* Start *

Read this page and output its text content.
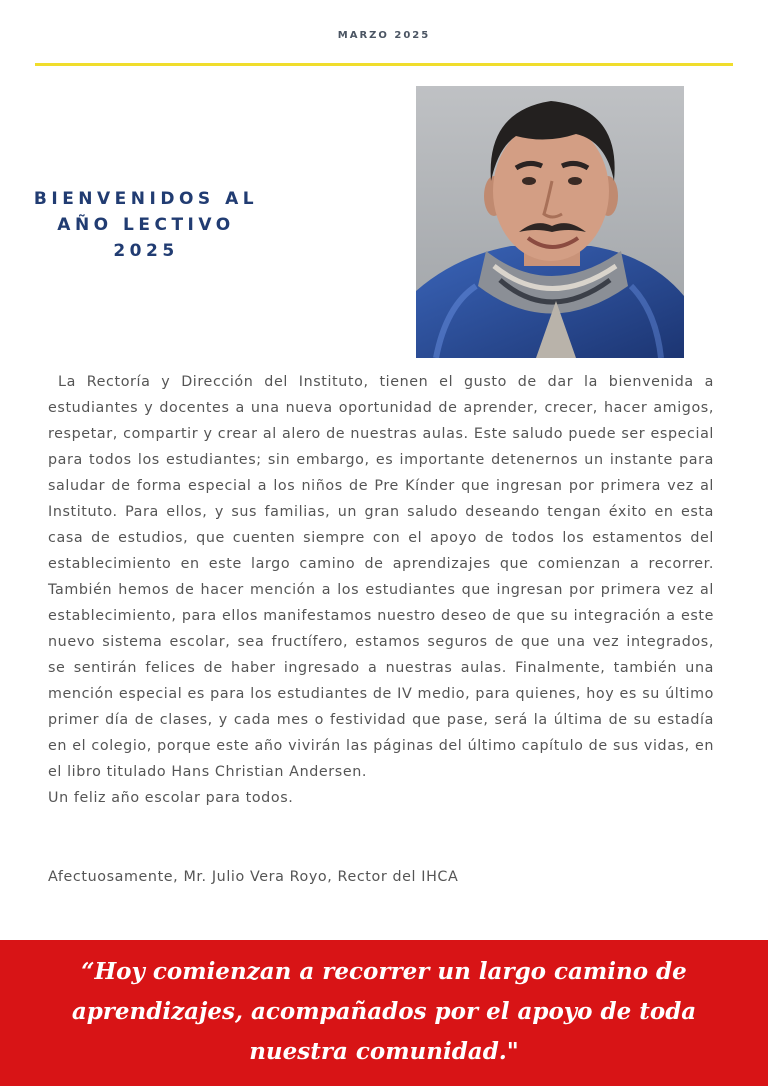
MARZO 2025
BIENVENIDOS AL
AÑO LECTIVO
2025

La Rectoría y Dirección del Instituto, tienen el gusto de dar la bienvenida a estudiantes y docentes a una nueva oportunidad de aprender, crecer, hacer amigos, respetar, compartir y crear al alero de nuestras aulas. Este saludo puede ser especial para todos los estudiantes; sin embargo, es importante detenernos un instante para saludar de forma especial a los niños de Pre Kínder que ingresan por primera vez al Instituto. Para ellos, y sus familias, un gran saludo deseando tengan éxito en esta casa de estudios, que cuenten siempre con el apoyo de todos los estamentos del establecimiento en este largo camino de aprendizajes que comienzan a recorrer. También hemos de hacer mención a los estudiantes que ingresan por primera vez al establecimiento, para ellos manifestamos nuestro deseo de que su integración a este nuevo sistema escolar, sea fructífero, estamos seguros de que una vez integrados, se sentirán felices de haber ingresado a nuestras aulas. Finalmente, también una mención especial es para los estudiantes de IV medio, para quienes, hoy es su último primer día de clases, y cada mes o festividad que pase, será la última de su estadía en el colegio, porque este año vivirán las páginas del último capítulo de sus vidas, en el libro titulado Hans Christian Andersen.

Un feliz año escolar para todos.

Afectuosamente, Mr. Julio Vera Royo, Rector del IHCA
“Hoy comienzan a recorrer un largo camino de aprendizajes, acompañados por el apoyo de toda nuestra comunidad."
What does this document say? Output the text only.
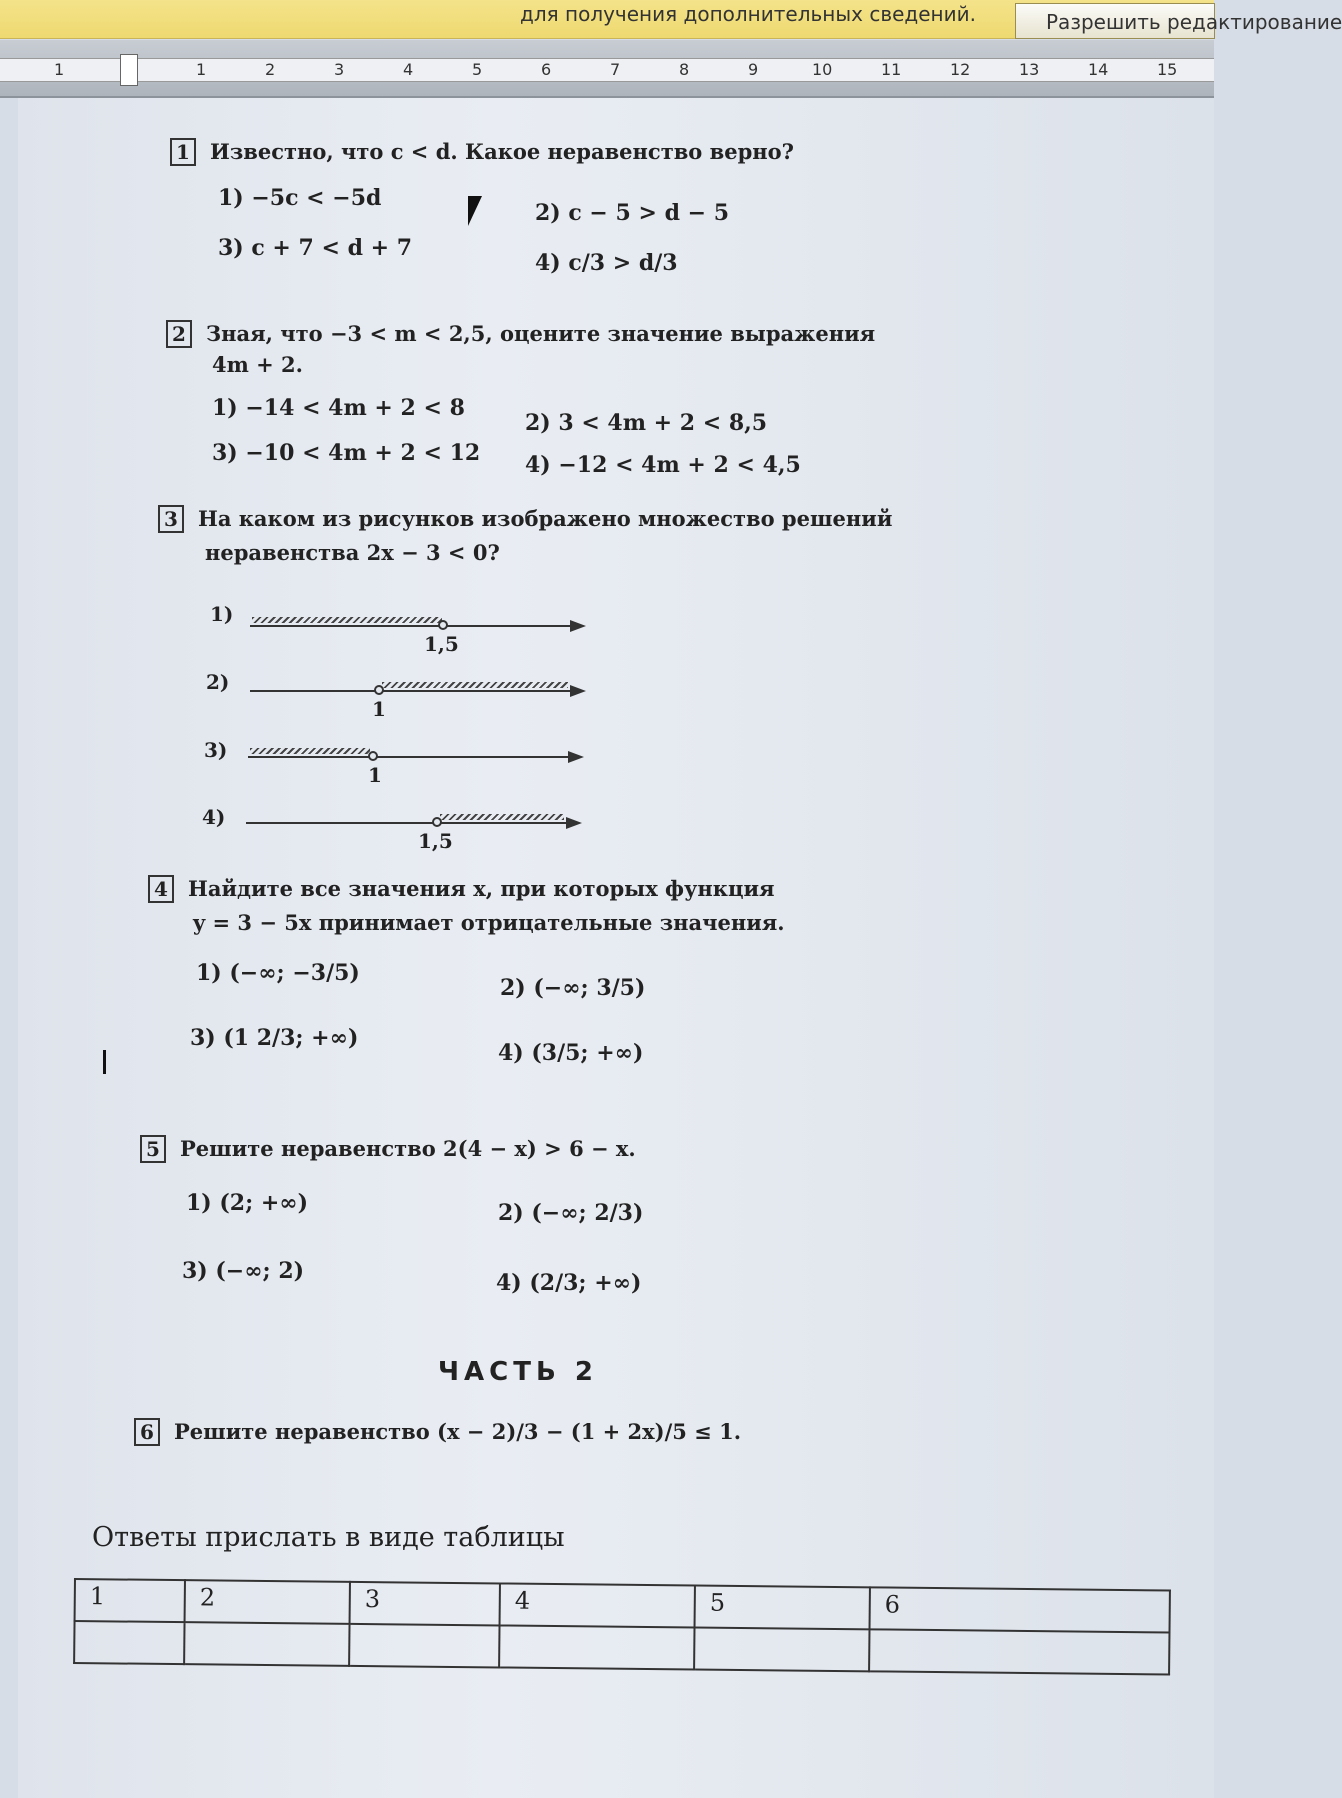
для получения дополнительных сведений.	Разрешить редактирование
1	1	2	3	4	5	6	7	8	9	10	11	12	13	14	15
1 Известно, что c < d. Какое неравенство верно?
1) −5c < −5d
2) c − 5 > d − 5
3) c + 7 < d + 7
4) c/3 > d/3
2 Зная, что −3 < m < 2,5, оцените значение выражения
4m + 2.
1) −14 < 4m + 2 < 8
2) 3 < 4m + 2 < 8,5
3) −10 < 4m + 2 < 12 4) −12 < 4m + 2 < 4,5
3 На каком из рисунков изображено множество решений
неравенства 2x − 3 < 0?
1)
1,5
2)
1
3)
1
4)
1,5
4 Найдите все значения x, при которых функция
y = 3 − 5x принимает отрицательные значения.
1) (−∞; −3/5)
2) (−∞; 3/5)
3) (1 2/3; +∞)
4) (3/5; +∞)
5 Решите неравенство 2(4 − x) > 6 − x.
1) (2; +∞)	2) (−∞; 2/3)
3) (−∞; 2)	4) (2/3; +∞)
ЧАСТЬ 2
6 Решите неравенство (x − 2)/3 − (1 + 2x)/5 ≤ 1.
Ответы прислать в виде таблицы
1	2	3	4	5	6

* End *

### Exercise
Your task is to set down the records shown above exactly, minus any pictures.

### Solution to the exercise
Read this page and output its text content.
MARZO 2025
BIENVENIDOS AL
AÑO LECTIVO
2025

La Rectoría y Dirección del Instituto, tienen el gusto de dar la bienvenida a estudiantes y docentes a una nueva oportunidad de aprender, crecer, hacer amigos, respetar, compartir y crear al alero de nuestras aulas. Este saludo puede ser especial para todos los estudiantes; sin embargo, es importante detenernos un instante para saludar de forma especial a los niños de Pre Kínder que ingresan por primera vez al Instituto. Para ellos, y sus familias, un gran saludo deseando tengan éxito en esta casa de estudios, que cuenten siempre con el apoyo de todos los estamentos del establecimiento en este largo camino de aprendizajes que comienzan a recorrer. También hemos de hacer mención a los estudiantes que ingresan por primera vez al establecimiento, para ellos manifestamos nuestro deseo de que su integración a este nuevo sistema escolar, sea fructífero, estamos seguros de que una vez integrados, se sentirán felices de haber ingresado a nuestras aulas. Finalmente, también una mención especial es para los estudiantes de IV medio, para quienes, hoy es su último primer día de clases, y cada mes o festividad que pase, será la última de su estadía en el colegio, porque este año vivirán las páginas del último capítulo de sus vidas, en el libro titulado Hans Christian Andersen.

Un feliz año escolar para todos.

Afectuosamente, Mr. Julio Vera Royo, Rector del IHCA
“Hoy comienzan a recorrer un largo camino de aprendizajes, acompañados por el apoyo de toda nuestra comunidad."
What does this document say? Output the text only.
для получения дополнительных сведений.	Разрешить редактирование
1	1	2	3	4	5	6	7	8	9	10	11	12	13	14	15
1 Известно, что c < d. Какое неравенство верно?
1) −5c < −5d
2) c − 5 > d − 5
3) c + 7 < d + 7
4) c/3 > d/3
2 Зная, что −3 < m < 2,5, оцените значение выражения
4m + 2.
1) −14 < 4m + 2 < 8
2) 3 < 4m + 2 < 8,5
3) −10 < 4m + 2 < 12 4) −12 < 4m + 2 < 4,5
3 На каком из рисунков изображено множество решений
неравенства 2x − 3 < 0?
1)
1,5
2)
1
3)
1
4)
1,5
4 Найдите все значения x, при которых функция
y = 3 − 5x принимает отрицательные значения.
1) (−∞; −3/5)
2) (−∞; 3/5)
3) (1 2/3; +∞)
4) (3/5; +∞)
5 Решите неравенство 2(4 − x) > 6 − x.
1) (2; +∞)	2) (−∞; 2/3)
3) (−∞; 2)	4) (2/3; +∞)
ЧАСТЬ 2
6 Решите неравенство (x − 2)/3 − (1 + 2x)/5 ≤ 1.
Ответы прислать в виде таблицы
1	2	3	4	5	6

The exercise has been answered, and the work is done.